Source extract:
>> begin
The new EU Prospectus Regulation, which entered into force on 20 July 2017 (although many of its provisions take effect on 21 July 2018 and 21 July 2019), aims to facilitate access to capital at each stage of a company’s development, helping businesses tap into more diverse sources of capital, thus reducing reliance on banks for funding, while offering investors additional opportunities to put their money to work, in order to promote growth and create jobs.
The Prospectus Regulation seeks to achieve this objective by introducing changes covering the full life-cycle of a company - from start-up to frequent issuer on a regulated market. In summary, the Prospectus Regulation intends to promote access to the “funding escalator”, as follows:
- Start-ups: Entrepreneurs will be exempt from preparing a prospectus when raising small amounts of capital.
- Small and medium sized companies (SMEs): Once a company has grown and needs access to larger amounts of capital, a tailored disclosure regime will help SMEs (i.e., companies with a market capitalisation of up to €43 million, turnover of up to €5 million or fewer than 250 employees) and companies with a reduced market capitalisation access capital markets without the burden of preparing a full prospectus.
>> end
Stated exercise 1:
List every calendar date that appears in the Prospectus Regulation passage.
The text and the entries that follow it come from unrelated sources.

Information shown:
>> begin
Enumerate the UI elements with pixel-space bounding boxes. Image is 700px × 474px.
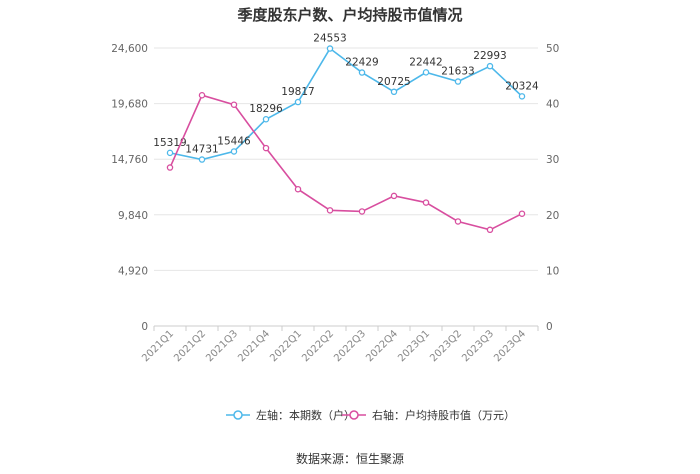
>> end
>> begin
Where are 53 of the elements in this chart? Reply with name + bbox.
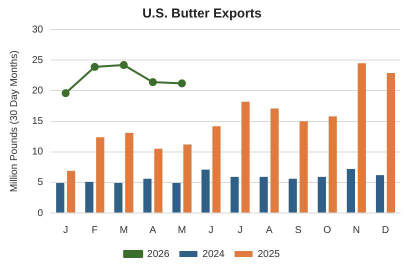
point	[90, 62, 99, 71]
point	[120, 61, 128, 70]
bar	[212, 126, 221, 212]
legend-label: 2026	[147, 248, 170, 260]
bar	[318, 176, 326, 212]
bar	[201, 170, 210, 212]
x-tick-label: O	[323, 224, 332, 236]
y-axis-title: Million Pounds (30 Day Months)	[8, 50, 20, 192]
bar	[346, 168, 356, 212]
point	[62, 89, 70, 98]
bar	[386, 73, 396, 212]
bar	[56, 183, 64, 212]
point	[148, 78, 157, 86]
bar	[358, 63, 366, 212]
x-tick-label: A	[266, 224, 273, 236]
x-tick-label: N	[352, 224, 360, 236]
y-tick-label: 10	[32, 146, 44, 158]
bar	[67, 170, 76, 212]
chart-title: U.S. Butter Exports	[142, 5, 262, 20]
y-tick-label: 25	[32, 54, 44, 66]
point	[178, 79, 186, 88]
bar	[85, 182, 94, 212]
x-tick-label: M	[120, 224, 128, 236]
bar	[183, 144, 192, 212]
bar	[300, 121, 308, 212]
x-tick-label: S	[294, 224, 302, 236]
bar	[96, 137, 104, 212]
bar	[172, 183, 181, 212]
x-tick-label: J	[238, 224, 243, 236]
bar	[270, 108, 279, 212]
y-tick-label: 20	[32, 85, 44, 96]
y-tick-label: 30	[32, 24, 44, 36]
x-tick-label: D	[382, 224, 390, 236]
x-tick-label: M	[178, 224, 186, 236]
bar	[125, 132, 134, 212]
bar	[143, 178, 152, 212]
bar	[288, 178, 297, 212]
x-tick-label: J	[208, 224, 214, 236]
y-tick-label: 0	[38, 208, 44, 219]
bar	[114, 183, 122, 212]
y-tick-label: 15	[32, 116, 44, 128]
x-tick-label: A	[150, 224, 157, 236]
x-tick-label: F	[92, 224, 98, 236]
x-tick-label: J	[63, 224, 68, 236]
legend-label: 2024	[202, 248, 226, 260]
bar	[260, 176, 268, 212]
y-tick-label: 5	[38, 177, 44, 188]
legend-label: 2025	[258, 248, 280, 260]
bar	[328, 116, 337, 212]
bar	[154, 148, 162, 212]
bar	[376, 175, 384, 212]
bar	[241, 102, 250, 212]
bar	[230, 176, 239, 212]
>> end
Stated exercise 2:
In the entries, switch "bar" to "column" throughout the stretch from the line containing "Where are 53" through the line containing "176, 239, 212]", and change nothing else. Give back only those lines, leaving out the pictures.

Written reply 1:
20 July 2017, 21 July 2018, 21 July 2019

Written reply 2:
Where are 53 of the elements in this chart? Reply with name + bbox.
point	[90, 62, 99, 71]
point	[120, 61, 128, 70]
column	[212, 126, 221, 212]
legend-label: 2026	[147, 248, 170, 260]
column	[318, 176, 326, 212]
column	[201, 170, 210, 212]
x-tick-label: O	[323, 224, 332, 236]
y-axis-title: Million Pounds (30 Day Months)	[8, 50, 20, 192]
column	[346, 168, 356, 212]
point	[62, 89, 70, 98]
column	[386, 73, 396, 212]
column	[56, 183, 64, 212]
point	[148, 78, 157, 86]
column	[358, 63, 366, 212]
x-tick-label: A	[266, 224, 273, 236]
x-tick-label: N	[352, 224, 360, 236]
y-tick-label: 10	[32, 146, 44, 158]
column	[67, 170, 76, 212]
chart-title: U.S. Butter Exports	[142, 5, 262, 20]
y-tick-label: 25	[32, 54, 44, 66]
point	[178, 79, 186, 88]
column	[85, 182, 94, 212]
x-tick-label: M	[120, 224, 128, 236]
column	[183, 144, 192, 212]
column	[300, 121, 308, 212]
x-tick-label: S	[294, 224, 302, 236]
column	[96, 137, 104, 212]
column	[172, 183, 181, 212]
x-tick-label: J	[238, 224, 243, 236]
column	[270, 108, 279, 212]
y-tick-label: 20	[32, 85, 44, 96]
y-tick-label: 30	[32, 24, 44, 36]
x-tick-label: D	[382, 224, 390, 236]
x-tick-label: M	[178, 224, 186, 236]
column	[125, 132, 134, 212]
column	[143, 178, 152, 212]
column	[288, 178, 297, 212]
x-tick-label: J	[208, 224, 214, 236]
y-tick-label: 0	[38, 208, 44, 219]
column	[114, 183, 122, 212]
y-tick-label: 15	[32, 116, 44, 128]
x-tick-label: A	[150, 224, 157, 236]
x-tick-label: F	[92, 224, 98, 236]
x-tick-label: J	[63, 224, 68, 236]
legend-label: 2024	[202, 248, 226, 260]
column	[260, 176, 268, 212]
y-tick-label: 5	[38, 177, 44, 188]
legend-label: 2025	[258, 248, 280, 260]
column	[328, 116, 337, 212]
column	[154, 148, 162, 212]
column	[376, 175, 384, 212]
column	[241, 102, 250, 212]
column	[230, 176, 239, 212]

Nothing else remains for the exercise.